- _Problem requirements_
Extract every line that contains the string "Presider".

Data records
□ □ □
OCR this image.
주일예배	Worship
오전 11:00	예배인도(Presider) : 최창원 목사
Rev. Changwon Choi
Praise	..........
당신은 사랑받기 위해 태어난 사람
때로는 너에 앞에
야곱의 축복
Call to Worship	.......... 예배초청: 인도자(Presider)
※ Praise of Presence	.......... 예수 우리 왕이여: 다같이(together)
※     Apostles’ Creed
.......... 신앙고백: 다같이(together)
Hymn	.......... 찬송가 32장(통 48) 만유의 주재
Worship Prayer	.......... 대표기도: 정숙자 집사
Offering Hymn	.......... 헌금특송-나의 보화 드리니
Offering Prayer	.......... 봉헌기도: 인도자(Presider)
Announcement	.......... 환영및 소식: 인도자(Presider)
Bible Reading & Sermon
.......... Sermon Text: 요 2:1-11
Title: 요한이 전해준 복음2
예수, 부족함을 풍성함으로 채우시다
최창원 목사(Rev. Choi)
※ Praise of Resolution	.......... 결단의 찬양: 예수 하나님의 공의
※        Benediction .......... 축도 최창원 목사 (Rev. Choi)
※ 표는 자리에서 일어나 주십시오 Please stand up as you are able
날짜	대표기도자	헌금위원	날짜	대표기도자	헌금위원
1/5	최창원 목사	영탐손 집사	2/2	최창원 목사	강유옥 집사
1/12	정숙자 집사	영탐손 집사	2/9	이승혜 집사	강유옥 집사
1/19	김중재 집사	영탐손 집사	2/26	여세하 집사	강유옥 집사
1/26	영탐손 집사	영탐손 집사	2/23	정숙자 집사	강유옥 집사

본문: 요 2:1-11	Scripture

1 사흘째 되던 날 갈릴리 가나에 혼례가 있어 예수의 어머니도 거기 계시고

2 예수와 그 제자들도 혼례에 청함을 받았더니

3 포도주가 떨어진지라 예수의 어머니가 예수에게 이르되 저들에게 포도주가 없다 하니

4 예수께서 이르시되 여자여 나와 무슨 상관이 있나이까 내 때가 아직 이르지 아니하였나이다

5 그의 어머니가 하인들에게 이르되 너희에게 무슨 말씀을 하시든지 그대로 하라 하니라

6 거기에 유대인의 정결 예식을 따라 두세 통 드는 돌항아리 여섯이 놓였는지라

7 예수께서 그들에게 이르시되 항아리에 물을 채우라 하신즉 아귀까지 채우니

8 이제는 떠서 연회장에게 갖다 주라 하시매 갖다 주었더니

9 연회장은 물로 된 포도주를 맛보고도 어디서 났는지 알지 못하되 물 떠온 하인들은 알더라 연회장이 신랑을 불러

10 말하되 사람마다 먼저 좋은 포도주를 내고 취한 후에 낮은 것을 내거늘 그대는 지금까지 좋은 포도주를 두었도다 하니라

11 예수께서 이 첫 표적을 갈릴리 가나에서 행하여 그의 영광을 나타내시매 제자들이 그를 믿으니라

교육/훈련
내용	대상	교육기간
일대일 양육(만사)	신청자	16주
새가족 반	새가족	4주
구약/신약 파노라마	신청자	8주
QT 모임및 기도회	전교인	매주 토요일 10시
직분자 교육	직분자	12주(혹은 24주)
□ □ □
- _Exercise solution_
오전 11:00	예배인도(Presider) : 최창원 목사
Call to Worship	.......... 예배초청: 인도자(Presider)
Offering Prayer	.......... 봉헌기도: 인도자(Presider)
Announcement	.......... 환영및 소식: 인도자(Presider)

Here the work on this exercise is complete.